----- Page text

Recipe Substitutions: How to swap ingredients and balance flavors
If you are like most of us these days, a trip to the grocery store can seem more like a covert rescue mission from an action movie. You prepare your list, put on your protective gear, and head to the store. Or otherwise, select the items you need on your online list and arrange for a pickup time when they bring everything out to you. Only to find the store didn't have a lot of what you needed. What are you going to do? This new cooking experience in your kitchen can be frustrating, especially to a novice cook, but it doesn't have to be! This is why we've put together a list of substitutions you can use in your recipes when the store or your kitchen doesn't have what you need on your shopping list.
Check out these tips on how to find the right substitutes for your grass-fed beef recipes.

----------
----- Stored rows

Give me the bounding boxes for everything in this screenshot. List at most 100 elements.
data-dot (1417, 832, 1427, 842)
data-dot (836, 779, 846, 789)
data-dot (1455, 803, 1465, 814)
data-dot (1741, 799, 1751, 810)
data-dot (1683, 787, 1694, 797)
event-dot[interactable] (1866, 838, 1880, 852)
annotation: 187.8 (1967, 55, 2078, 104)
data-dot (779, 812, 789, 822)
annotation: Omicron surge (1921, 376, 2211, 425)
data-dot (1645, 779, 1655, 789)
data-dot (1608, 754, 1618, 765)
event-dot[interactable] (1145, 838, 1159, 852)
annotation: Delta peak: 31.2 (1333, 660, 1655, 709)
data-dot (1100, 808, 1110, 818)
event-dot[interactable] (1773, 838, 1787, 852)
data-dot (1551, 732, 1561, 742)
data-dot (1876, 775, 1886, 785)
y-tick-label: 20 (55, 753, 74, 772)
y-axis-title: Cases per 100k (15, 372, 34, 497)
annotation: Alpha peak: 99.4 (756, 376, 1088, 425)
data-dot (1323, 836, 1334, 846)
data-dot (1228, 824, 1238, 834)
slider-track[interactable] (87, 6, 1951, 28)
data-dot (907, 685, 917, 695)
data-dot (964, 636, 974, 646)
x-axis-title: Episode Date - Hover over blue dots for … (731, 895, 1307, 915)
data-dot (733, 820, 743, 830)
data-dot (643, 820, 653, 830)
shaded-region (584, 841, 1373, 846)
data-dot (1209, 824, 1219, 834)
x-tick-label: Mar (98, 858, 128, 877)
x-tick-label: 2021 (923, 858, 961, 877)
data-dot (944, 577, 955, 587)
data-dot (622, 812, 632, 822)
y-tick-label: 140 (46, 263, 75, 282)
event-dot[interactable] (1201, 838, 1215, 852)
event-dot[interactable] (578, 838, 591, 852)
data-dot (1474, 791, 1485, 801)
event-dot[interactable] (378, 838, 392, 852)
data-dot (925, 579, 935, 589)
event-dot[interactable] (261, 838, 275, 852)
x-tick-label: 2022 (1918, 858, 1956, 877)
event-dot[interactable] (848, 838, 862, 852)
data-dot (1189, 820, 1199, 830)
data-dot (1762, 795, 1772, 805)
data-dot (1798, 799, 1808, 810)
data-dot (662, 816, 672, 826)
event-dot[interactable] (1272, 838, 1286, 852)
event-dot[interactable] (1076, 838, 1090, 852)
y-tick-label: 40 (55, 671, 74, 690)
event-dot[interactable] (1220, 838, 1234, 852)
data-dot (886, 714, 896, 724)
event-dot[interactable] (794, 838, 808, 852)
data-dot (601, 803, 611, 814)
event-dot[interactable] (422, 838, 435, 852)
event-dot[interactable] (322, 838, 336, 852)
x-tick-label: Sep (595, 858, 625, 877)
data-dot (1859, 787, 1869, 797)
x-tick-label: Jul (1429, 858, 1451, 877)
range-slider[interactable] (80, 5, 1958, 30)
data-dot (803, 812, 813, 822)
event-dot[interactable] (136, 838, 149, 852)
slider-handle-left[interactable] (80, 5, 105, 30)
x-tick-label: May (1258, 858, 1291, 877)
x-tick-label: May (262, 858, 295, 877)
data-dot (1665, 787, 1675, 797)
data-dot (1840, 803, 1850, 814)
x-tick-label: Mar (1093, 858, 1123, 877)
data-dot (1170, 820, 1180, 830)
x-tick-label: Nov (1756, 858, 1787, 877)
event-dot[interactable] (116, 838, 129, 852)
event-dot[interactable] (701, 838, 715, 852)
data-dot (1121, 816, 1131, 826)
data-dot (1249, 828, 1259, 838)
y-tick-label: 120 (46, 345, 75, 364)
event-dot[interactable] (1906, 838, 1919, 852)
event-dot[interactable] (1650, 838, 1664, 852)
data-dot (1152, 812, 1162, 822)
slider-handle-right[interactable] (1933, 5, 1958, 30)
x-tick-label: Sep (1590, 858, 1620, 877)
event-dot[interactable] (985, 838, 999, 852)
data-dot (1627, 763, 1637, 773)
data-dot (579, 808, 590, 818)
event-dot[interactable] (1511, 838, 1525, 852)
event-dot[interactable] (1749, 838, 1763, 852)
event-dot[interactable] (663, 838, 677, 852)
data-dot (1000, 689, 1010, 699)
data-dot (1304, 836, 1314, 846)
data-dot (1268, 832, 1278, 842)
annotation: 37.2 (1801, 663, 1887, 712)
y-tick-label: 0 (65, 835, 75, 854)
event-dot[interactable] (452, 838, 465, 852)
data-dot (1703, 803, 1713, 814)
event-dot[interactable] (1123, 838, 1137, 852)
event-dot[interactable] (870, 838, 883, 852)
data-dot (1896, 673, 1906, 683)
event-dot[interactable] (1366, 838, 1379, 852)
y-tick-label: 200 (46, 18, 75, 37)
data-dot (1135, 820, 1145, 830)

----------

• [Stated goal 1]
From the recipe substitutions page, copy everything from "Recipe Substitutions: How" down to "grass-fed beef recipes.".
• [Stated goal 2]
In the recipe substitutions page, what kind of recipes are the substitution tips meant for?
• [Stated goal 3]
Condense the paragraph of the recipe substitutions page that begins "If you are like most of us" into a shorter version that keeps its main facts.
The rows play no part in this work.

• [Expected answer 1]
Recipe Substitutions: How to swap ingredients and balance flavors
If you are like most of us these days, a trip to the grocery store can seem more like a covert rescue mission from an action movie. You prepare your list, put on your protective gear, and head to the store. Or otherwise, select the items you need on your online list and arrange for a pickup time when they bring everything out to you. Only to find the store didn't have a lot of what you needed. What are you going to do? This new cooking experience in your kitchen can be frustrating, especially to a novice cook, but it doesn't have to be! This is why we've put together a list of substitutions you can use in your recipes when the store or your kitchen doesn't have what you need on your shopping list.
Check out these tips on how to find the right substitutes for your grass-fed beef recipes.

• [Expected answer 2]
Grass-fed beef recipes.

• [Expected answer 3]
A grocery trip now can feel like a covert rescue mission. You either go in person with a list and protective gear, or you order online and arrange a pickup. Either way, the store may not have much of what you need. This can frustrate cooks, especially novices. To help, the list offers substitutions for recipes when the store or your kitchen lacks an ingredient.